Start INPUT FOR THIS TASK

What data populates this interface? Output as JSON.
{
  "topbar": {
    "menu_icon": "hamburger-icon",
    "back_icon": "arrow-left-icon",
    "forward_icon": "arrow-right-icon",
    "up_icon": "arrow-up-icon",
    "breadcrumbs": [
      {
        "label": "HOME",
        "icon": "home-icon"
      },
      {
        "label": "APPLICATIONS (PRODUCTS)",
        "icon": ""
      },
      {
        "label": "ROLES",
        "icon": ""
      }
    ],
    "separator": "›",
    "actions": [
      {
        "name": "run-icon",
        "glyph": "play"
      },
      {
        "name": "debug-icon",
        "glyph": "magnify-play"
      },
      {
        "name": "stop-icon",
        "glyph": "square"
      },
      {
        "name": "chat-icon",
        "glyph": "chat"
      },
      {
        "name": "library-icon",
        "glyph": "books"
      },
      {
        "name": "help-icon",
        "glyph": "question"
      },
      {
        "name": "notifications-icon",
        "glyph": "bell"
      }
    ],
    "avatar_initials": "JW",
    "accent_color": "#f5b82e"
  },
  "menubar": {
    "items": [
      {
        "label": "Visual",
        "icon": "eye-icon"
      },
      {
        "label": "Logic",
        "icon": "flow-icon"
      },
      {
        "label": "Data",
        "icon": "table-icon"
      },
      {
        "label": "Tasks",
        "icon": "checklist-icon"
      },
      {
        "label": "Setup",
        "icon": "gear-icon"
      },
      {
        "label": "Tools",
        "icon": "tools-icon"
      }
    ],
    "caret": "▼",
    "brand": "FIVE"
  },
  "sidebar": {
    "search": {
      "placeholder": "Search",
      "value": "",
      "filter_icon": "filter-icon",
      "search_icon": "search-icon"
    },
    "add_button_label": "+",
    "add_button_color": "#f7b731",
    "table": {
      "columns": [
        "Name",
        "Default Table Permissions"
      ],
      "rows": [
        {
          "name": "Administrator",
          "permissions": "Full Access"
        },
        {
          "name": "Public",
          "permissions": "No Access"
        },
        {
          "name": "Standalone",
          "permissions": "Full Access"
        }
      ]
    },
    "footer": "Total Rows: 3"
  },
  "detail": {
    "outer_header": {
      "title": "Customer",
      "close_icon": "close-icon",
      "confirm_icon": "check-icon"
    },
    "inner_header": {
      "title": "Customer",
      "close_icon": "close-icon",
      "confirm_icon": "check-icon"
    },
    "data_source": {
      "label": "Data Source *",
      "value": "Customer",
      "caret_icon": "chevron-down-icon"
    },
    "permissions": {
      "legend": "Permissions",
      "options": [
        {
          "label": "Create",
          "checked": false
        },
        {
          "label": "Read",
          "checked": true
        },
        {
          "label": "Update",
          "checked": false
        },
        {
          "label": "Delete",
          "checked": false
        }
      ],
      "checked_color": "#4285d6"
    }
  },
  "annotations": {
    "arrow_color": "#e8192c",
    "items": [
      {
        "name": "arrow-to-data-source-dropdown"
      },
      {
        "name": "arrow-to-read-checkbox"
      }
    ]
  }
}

End INPUT FOR THIS TASK

» DIRECTIVE: Each line in the data that holds the string "glyph" should be found and copied.

» IN RESPONSE:
        "glyph": "play"
        "glyph": "magnify-play"
        "glyph": "square"
        "glyph": "chat"
        "glyph": "books"
        "glyph": "question"
        "glyph": "bell"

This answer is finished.